- Dataset entries on figures:
###

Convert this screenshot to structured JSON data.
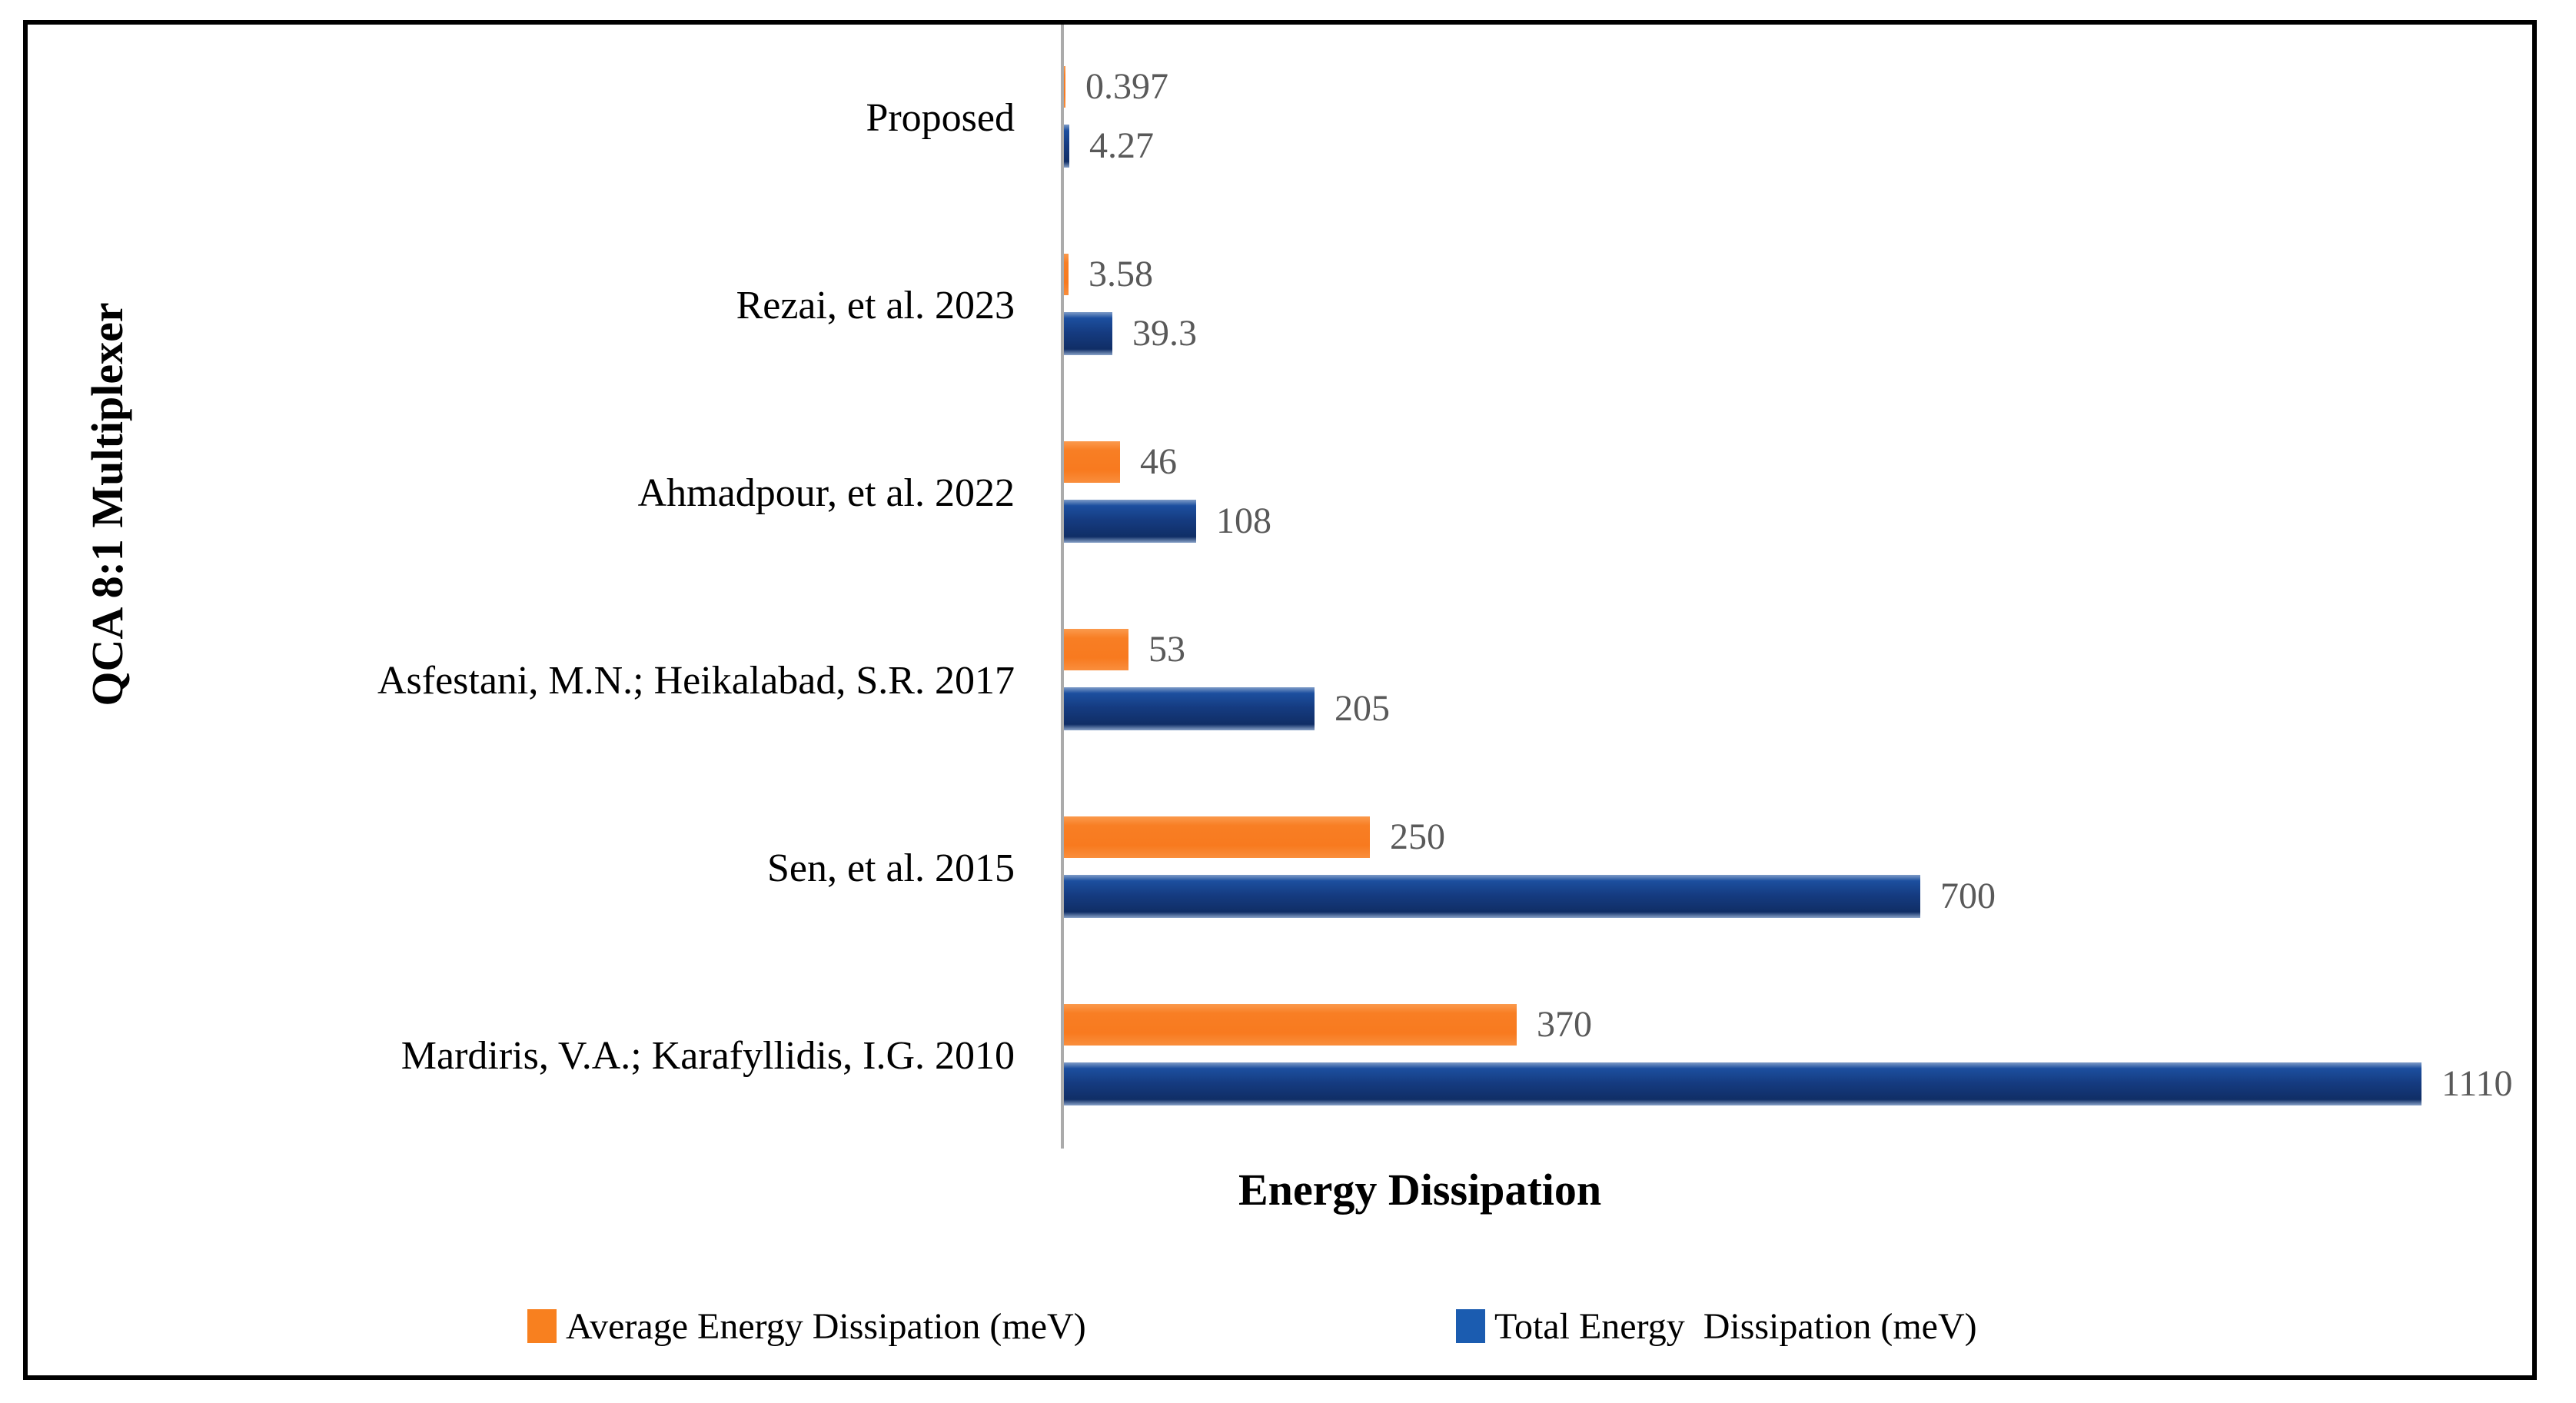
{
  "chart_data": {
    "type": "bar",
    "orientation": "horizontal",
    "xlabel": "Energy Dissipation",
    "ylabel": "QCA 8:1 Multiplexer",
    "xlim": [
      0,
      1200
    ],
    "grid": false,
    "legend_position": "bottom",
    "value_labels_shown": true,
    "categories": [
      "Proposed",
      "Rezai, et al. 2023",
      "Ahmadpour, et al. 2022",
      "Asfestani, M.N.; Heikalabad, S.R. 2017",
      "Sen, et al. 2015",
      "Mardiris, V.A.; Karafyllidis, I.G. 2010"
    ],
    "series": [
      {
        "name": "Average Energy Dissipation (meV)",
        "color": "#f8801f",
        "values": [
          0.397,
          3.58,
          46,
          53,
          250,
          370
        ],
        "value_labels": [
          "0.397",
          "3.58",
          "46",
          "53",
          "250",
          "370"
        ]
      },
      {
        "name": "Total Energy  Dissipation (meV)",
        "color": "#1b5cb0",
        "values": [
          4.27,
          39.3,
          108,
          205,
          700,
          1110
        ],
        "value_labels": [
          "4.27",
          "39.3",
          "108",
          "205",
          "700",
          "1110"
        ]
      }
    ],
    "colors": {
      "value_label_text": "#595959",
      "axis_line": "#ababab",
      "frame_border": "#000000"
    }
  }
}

###

- Exercise task: State how many lines of the records hold the string "Dissipation", and nothing else.

- Output below: 3